THE EXERCISE: Omit every picture while repeating the entries exactly.

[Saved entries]
· · · ·
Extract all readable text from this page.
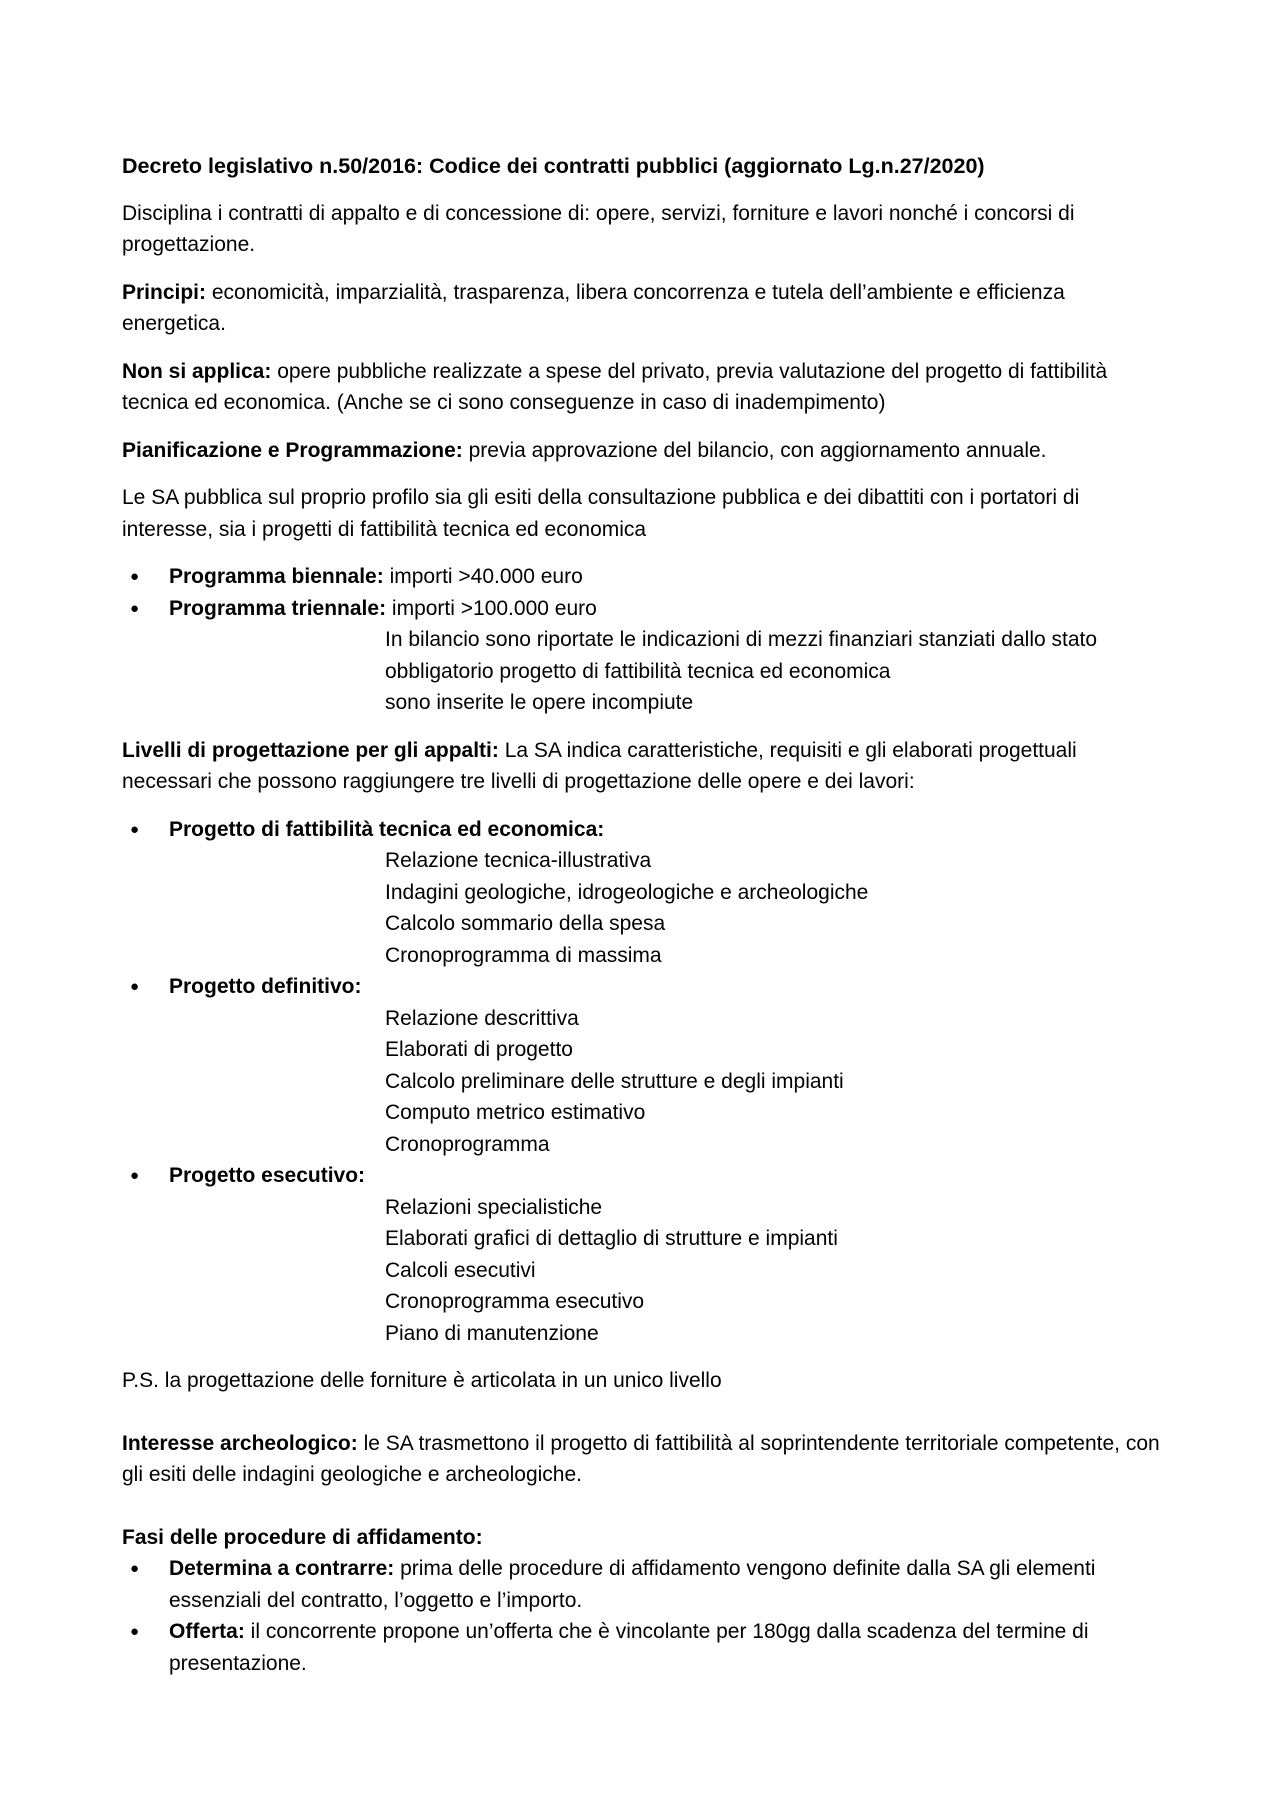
Decreto legislativo n.50/2016: Codice dei contratti pubblici (aggiornato Lg.n.27/2020)

Disciplina i contratti di appalto e di concessione di: opere, servizi, forniture e lavori nonché i concorsi di progettazione.

Principi: economicità, imparzialità, trasparenza, libera concorrenza e tutela dell’ambiente e efficienza energetica.

Non si applica: opere pubbliche realizzate a spese del privato, previa valutazione del progetto di fattibilità tecnica ed economica. (Anche se ci sono conseguenze in caso di inadempimento)

Pianificazione e Programmazione: previa approvazione del bilancio, con aggiornamento annuale.

Le SA pubblica sul proprio profilo sia gli esiti della consultazione pubblica e dei dibattiti con i portatori di interesse, sia i progetti di fattibilità tecnica ed economica

● Programma biennale: importi >40.000 euro
● Programma triennale: importi >100.000 euro
In bilancio sono riportate le indicazioni di mezzi finanziari stanziati dallo stato
obbligatorio progetto di fattibilità tecnica ed economica
sono inserite le opere incompiute

Livelli di progettazione per gli appalti: La SA indica caratteristiche, requisiti e gli elaborati progettuali necessari che possono raggiungere tre livelli di progettazione delle opere e dei lavori:

● Progetto di fattibilità tecnica ed economica:
Relazione tecnica-illustrativa
Indagini geologiche, idrogeologiche e archeologiche
Calcolo sommario della spesa
Cronoprogramma di massima
● Progetto definitivo:
Relazione descrittiva
Elaborati di progetto
Calcolo preliminare delle strutture e degli impianti
Computo metrico estimativo
Cronoprogramma
● Progetto esecutivo:
Relazioni specialistiche
Elaborati grafici di dettaglio di strutture e impianti
Calcoli esecutivi
Cronoprogramma esecutivo
Piano di manutenzione
P.S. la progettazione delle forniture è articolata in un unico livello

Interesse archeologico: le SA trasmettono il progetto di fattibilità al soprintendente territoriale competente, con gli esiti delle indagini geologiche e archeologiche.

Fasi delle procedure di affidamento:
● Determina a contrarre: prima delle procedure di affidamento vengono definite dalla SA gli elementi essenziali del contratto, l’oggetto e l’importo.
● Offerta: il concorrente propone un’offerta che è vincolante per 180gg dalla scadenza del termine di presentazione.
· · · ·
THE SOLUTION:
Extract all readable text from this page.
Decreto legislativo n.50/2016: Codice dei contratti pubblici (aggiornato Lg.n.27/2020)

Disciplina i contratti di appalto e di concessione di: opere, servizi, forniture e lavori nonché i concorsi di progettazione.

Principi: economicità, imparzialità, trasparenza, libera concorrenza e tutela dell’ambiente e efficienza energetica.

Non si applica: opere pubbliche realizzate a spese del privato, previa valutazione del progetto di fattibilità tecnica ed economica. (Anche se ci sono conseguenze in caso di inadempimento)

Pianificazione e Programmazione: previa approvazione del bilancio, con aggiornamento annuale.

Le SA pubblica sul proprio profilo sia gli esiti della consultazione pubblica e dei dibattiti con i portatori di interesse, sia i progetti di fattibilità tecnica ed economica

● Programma biennale: importi >40.000 euro
● Programma triennale: importi >100.000 euro
In bilancio sono riportate le indicazioni di mezzi finanziari stanziati dallo stato
obbligatorio progetto di fattibilità tecnica ed economica
sono inserite le opere incompiute

Livelli di progettazione per gli appalti: La SA indica caratteristiche, requisiti e gli elaborati progettuali necessari che possono raggiungere tre livelli di progettazione delle opere e dei lavori:

● Progetto di fattibilità tecnica ed economica:
Relazione tecnica-illustrativa
Indagini geologiche, idrogeologiche e archeologiche
Calcolo sommario della spesa
Cronoprogramma di massima
● Progetto definitivo:
Relazione descrittiva
Elaborati di progetto
Calcolo preliminare delle strutture e degli impianti
Computo metrico estimativo
Cronoprogramma
● Progetto esecutivo:
Relazioni specialistiche
Elaborati grafici di dettaglio di strutture e impianti
Calcoli esecutivi
Cronoprogramma esecutivo
Piano di manutenzione
P.S. la progettazione delle forniture è articolata in un unico livello

Interesse archeologico: le SA trasmettono il progetto di fattibilità al soprintendente territoriale competente, con gli esiti delle indagini geologiche e archeologiche.

Fasi delle procedure di affidamento:
● Determina a contrarre: prima delle procedure di affidamento vengono definite dalla SA gli elementi essenziali del contratto, l’oggetto e l’importo.
● Offerta: il concorrente propone un’offerta che è vincolante per 180gg dalla scadenza del termine di presentazione.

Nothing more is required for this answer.